(Extracted data entries)
------------------------------------------------------------------------

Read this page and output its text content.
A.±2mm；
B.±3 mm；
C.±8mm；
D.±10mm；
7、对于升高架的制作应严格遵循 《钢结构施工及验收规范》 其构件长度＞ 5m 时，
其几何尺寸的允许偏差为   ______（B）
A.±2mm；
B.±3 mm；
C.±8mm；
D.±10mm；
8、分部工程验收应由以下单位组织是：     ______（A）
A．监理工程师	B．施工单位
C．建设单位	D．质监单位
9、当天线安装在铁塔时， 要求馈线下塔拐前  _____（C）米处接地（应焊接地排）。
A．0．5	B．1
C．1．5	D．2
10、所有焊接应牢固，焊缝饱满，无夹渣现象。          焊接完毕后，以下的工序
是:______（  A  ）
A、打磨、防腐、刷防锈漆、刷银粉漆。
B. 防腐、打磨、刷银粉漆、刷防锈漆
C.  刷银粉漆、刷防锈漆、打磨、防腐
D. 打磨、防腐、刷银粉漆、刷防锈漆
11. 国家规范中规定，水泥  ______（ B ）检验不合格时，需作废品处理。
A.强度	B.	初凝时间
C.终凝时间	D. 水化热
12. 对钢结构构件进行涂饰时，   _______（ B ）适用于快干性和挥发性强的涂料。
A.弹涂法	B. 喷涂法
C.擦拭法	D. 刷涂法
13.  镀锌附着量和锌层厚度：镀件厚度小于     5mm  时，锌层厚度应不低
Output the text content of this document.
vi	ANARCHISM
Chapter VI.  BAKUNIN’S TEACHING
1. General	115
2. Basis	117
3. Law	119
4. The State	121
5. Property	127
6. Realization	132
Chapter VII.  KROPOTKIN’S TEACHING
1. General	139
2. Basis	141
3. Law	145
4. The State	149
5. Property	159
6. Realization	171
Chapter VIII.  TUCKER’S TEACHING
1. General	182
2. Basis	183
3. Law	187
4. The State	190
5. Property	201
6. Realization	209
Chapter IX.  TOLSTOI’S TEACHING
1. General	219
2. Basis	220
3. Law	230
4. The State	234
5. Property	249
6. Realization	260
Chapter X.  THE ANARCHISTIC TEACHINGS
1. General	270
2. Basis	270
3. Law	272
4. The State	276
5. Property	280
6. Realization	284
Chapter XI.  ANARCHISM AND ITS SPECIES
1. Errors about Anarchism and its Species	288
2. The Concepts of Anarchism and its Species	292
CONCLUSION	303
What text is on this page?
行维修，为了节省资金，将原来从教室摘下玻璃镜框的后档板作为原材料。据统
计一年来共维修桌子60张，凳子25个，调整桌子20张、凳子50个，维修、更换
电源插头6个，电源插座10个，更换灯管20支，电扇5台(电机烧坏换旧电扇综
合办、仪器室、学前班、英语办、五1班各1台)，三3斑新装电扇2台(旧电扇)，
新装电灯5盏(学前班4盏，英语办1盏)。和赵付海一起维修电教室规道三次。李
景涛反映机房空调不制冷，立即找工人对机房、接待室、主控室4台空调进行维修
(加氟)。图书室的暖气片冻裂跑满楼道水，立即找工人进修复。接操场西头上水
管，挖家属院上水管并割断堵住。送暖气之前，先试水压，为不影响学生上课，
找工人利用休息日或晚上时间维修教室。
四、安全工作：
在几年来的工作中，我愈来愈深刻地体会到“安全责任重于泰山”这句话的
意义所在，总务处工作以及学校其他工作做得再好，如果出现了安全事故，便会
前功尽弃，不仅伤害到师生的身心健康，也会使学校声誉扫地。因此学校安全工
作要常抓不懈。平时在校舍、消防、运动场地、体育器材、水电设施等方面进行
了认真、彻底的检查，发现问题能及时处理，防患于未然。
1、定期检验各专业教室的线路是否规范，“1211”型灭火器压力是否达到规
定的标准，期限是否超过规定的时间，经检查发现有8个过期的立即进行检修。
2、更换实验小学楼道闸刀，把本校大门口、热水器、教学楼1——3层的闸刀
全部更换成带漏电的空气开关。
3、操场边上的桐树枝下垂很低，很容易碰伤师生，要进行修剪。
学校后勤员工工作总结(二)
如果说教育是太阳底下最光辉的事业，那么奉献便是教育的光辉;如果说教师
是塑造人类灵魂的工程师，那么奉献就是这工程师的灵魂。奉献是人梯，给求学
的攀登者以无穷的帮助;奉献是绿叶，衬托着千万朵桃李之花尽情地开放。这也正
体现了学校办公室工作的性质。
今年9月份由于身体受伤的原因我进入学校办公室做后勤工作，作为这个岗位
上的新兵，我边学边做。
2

------------------------------------------------------------------------

### Given instruction
Write out the whole listing again, exactly as it stands.

### Answer below
Read this page and output its text content.
A.±2mm；
B.±3 mm；
C.±8mm；
D.±10mm；
7、对于升高架的制作应严格遵循 《钢结构施工及验收规范》 其构件长度＞ 5m 时，
其几何尺寸的允许偏差为   ______（B）
A.±2mm；
B.±3 mm；
C.±8mm；
D.±10mm；
8、分部工程验收应由以下单位组织是：     ______（A）
A．监理工程师	B．施工单位
C．建设单位	D．质监单位
9、当天线安装在铁塔时， 要求馈线下塔拐前  _____（C）米处接地（应焊接地排）。
A．0．5	B．1
C．1．5	D．2
10、所有焊接应牢固，焊缝饱满，无夹渣现象。          焊接完毕后，以下的工序
是:______（  A  ）
A、打磨、防腐、刷防锈漆、刷银粉漆。
B. 防腐、打磨、刷银粉漆、刷防锈漆
C.  刷银粉漆、刷防锈漆、打磨、防腐
D. 打磨、防腐、刷银粉漆、刷防锈漆
11. 国家规范中规定，水泥  ______（ B ）检验不合格时，需作废品处理。
A.强度	B.	初凝时间
C.终凝时间	D. 水化热
12. 对钢结构构件进行涂饰时，   _______（ B ）适用于快干性和挥发性强的涂料。
A.弹涂法	B. 喷涂法
C.擦拭法	D. 刷涂法
13.  镀锌附着量和锌层厚度：镀件厚度小于     5mm  时，锌层厚度应不低
Output the text content of this document.
vi	ANARCHISM
Chapter VI.  BAKUNIN’S TEACHING
1. General	115
2. Basis	117
3. Law	119
4. The State	121
5. Property	127
6. Realization	132
Chapter VII.  KROPOTKIN’S TEACHING
1. General	139
2. Basis	141
3. Law	145
4. The State	149
5. Property	159
6. Realization	171
Chapter VIII.  TUCKER’S TEACHING
1. General	182
2. Basis	183
3. Law	187
4. The State	190
5. Property	201
6. Realization	209
Chapter IX.  TOLSTOI’S TEACHING
1. General	219
2. Basis	220
3. Law	230
4. The State	234
5. Property	249
6. Realization	260
Chapter X.  THE ANARCHISTIC TEACHINGS
1. General	270
2. Basis	270
3. Law	272
4. The State	276
5. Property	280
6. Realization	284
Chapter XI.  ANARCHISM AND ITS SPECIES
1. Errors about Anarchism and its Species	288
2. The Concepts of Anarchism and its Species	292
CONCLUSION	303
What text is on this page?
行维修，为了节省资金，将原来从教室摘下玻璃镜框的后档板作为原材料。据统
计一年来共维修桌子60张，凳子25个，调整桌子20张、凳子50个，维修、更换
电源插头6个，电源插座10个，更换灯管20支，电扇5台(电机烧坏换旧电扇综
合办、仪器室、学前班、英语办、五1班各1台)，三3斑新装电扇2台(旧电扇)，
新装电灯5盏(学前班4盏，英语办1盏)。和赵付海一起维修电教室规道三次。李
景涛反映机房空调不制冷，立即找工人对机房、接待室、主控室4台空调进行维修
(加氟)。图书室的暖气片冻裂跑满楼道水，立即找工人进修复。接操场西头上水
管，挖家属院上水管并割断堵住。送暖气之前，先试水压，为不影响学生上课，
找工人利用休息日或晚上时间维修教室。
四、安全工作：
在几年来的工作中，我愈来愈深刻地体会到“安全责任重于泰山”这句话的
意义所在，总务处工作以及学校其他工作做得再好，如果出现了安全事故，便会
前功尽弃，不仅伤害到师生的身心健康，也会使学校声誉扫地。因此学校安全工
作要常抓不懈。平时在校舍、消防、运动场地、体育器材、水电设施等方面进行
了认真、彻底的检查，发现问题能及时处理，防患于未然。
1、定期检验各专业教室的线路是否规范，“1211”型灭火器压力是否达到规
定的标准，期限是否超过规定的时间，经检查发现有8个过期的立即进行检修。
2、更换实验小学楼道闸刀，把本校大门口、热水器、教学楼1——3层的闸刀
全部更换成带漏电的空气开关。
3、操场边上的桐树枝下垂很低，很容易碰伤师生，要进行修剪。
学校后勤员工工作总结(二)
如果说教育是太阳底下最光辉的事业，那么奉献便是教育的光辉;如果说教师
是塑造人类灵魂的工程师，那么奉献就是这工程师的灵魂。奉献是人梯，给求学
的攀登者以无穷的帮助;奉献是绿叶，衬托着千万朵桃李之花尽情地开放。这也正
体现了学校办公室工作的性质。
今年9月份由于身体受伤的原因我进入学校办公室做后勤工作，作为这个岗位
上的新兵，我边学边做。
2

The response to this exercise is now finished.